Reproduce the records below exactly as they appear, omitting any pictures they contain.

_ _ _

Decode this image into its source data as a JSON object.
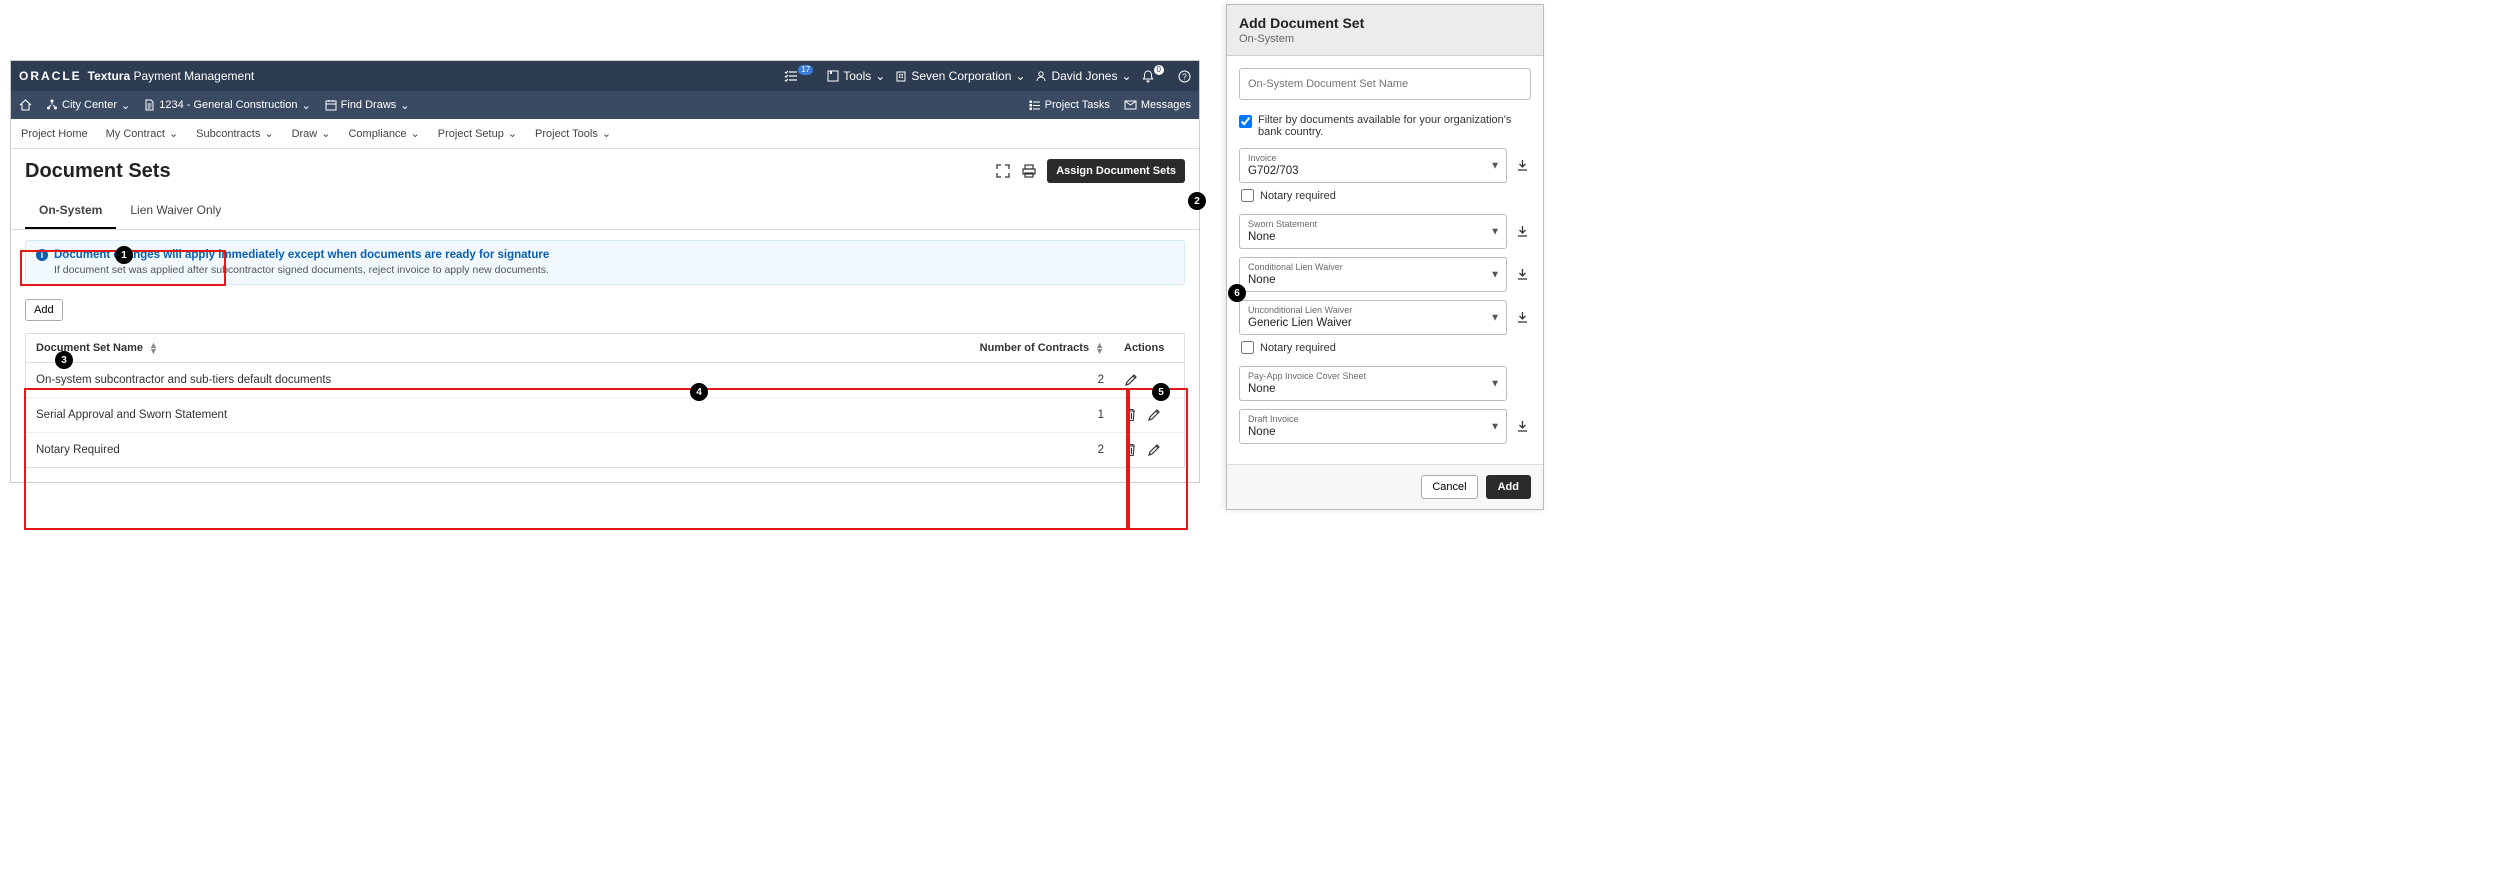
{
  "brand": {
    "logo": "ORACLE",
    "product_bold": "Textura",
    "product_rest": " Payment Management"
  },
  "globalbar": {
    "task_badge": "17",
    "tools": "Tools",
    "org": "Seven Corporation",
    "user": "David Jones",
    "bell_badge": "0"
  },
  "subbar": {
    "project": "City Center",
    "contract": "1234 - General Construction",
    "find_draws": "Find Draws",
    "project_tasks": "Project Tasks",
    "messages": "Messages"
  },
  "menubar": {
    "items": [
      "Project Home",
      "My Contract",
      "Subcontracts",
      "Draw",
      "Compliance",
      "Project Setup",
      "Project Tools"
    ]
  },
  "page": {
    "title": "Document Sets",
    "assign_btn": "Assign Document Sets"
  },
  "tabs": {
    "on_system": "On-System",
    "lien_waiver_only": "Lien Waiver Only"
  },
  "banner": {
    "title": "Document changes will apply immediately except when documents are ready for signature",
    "sub": "If document set was applied after subcontractor signed documents, reject invoice to apply new documents."
  },
  "add_button": "Add",
  "table": {
    "col_name": "Document Set Name",
    "col_num": "Number of Contracts",
    "col_actions": "Actions",
    "rows": [
      {
        "name": "On-system subcontractor and sub-tiers default documents",
        "num": "2",
        "delete": false
      },
      {
        "name": "Serial Approval and Sworn Statement",
        "num": "1",
        "delete": true
      },
      {
        "name": "Notary Required",
        "num": "2",
        "delete": true
      }
    ]
  },
  "drawer": {
    "title": "Add Document Set",
    "subtitle": "On-System",
    "name_placeholder": "On-System Document Set Name",
    "filter_label": "Filter by documents available for your organization's bank country.",
    "selects": [
      {
        "label": "Invoice",
        "value": "G702/703",
        "download": true,
        "notary": true
      },
      {
        "label": "Sworn Statement",
        "value": "None",
        "download": true,
        "notary": false
      },
      {
        "label": "Conditional Lien Waiver",
        "value": "None",
        "download": true,
        "notary": false
      },
      {
        "label": "Unconditional Lien Waiver",
        "value": "Generic Lien Waiver",
        "download": true,
        "notary": true
      },
      {
        "label": "Pay-App Invoice Cover Sheet",
        "value": "None",
        "download": false,
        "notary": false
      },
      {
        "label": "Draft Invoice",
        "value": "None",
        "download": true,
        "notary": false
      }
    ],
    "notary_label": "Notary required",
    "cancel": "Cancel",
    "add": "Add"
  }
}
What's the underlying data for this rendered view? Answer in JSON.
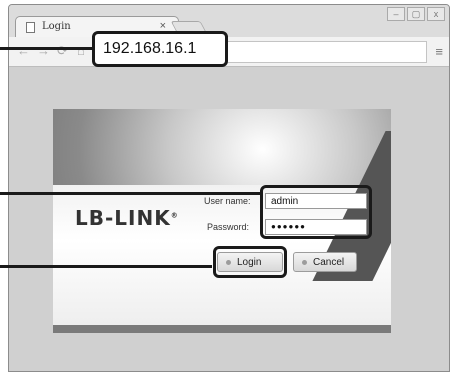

_ _ _

(TASK RESULT)
Decode this image into its source data as a JSON object.
{
  "brand": {
    "logo": "ORACLE",
    "product_bold": "Textura",
    "product_rest": " Payment Management"
  },
  "globalbar": {
    "task_badge": "17",
    "tools": "Tools",
    "org": "Seven Corporation",
    "user": "David Jones",
    "bell_badge": "0"
  },
  "subbar": {
    "project": "City Center",
    "contract": "1234 - General Construction",
    "find_draws": "Find Draws",
    "project_tasks": "Project Tasks",
    "messages": "Messages"
  },
  "menubar": {
    "items": [
      "Project Home",
      "My Contract",
      "Subcontracts",
      "Draw",
      "Compliance",
      "Project Setup",
      "Project Tools"
    ]
  },
  "page": {
    "title": "Document Sets",
    "assign_btn": "Assign Document Sets"
  },
  "tabs": {
    "on_system": "On-System",
    "lien_waiver_only": "Lien Waiver Only"
  },
  "banner": {
    "title": "Document changes will apply immediately except when documents are ready for signature",
    "sub": "If document set was applied after subcontractor signed documents, reject invoice to apply new documents."
  },
  "add_button": "Add",
  "table": {
    "col_name": "Document Set Name",
    "col_num": "Number of Contracts",
    "col_actions": "Actions",
    "rows": [
      {
        "name": "On-system subcontractor and sub-tiers default documents",
        "num": "2",
        "delete": false
      },
      {
        "name": "Serial Approval and Sworn Statement",
        "num": "1",
        "delete": true
      },
      {
        "name": "Notary Required",
        "num": "2",
        "delete": true
      }
    ]
  },
  "drawer": {
    "title": "Add Document Set",
    "subtitle": "On-System",
    "name_placeholder": "On-System Document Set Name",
    "filter_label": "Filter by documents available for your organization's bank country.",
    "selects": [
      {
        "label": "Invoice",
        "value": "G702/703",
        "download": true,
        "notary": true
      },
      {
        "label": "Sworn Statement",
        "value": "None",
        "download": true,
        "notary": false
      },
      {
        "label": "Conditional Lien Waiver",
        "value": "None",
        "download": true,
        "notary": false
      },
      {
        "label": "Unconditional Lien Waiver",
        "value": "Generic Lien Waiver",
        "download": true,
        "notary": true
      },
      {
        "label": "Pay-App Invoice Cover Sheet",
        "value": "None",
        "download": false,
        "notary": false
      },
      {
        "label": "Draft Invoice",
        "value": "None",
        "download": true,
        "notary": false
      }
    ],
    "notary_label": "Notary required",
    "cancel": "Cancel",
    "add": "Add"
  }
}
What's the underlying data for this rendered view? Answer in JSON.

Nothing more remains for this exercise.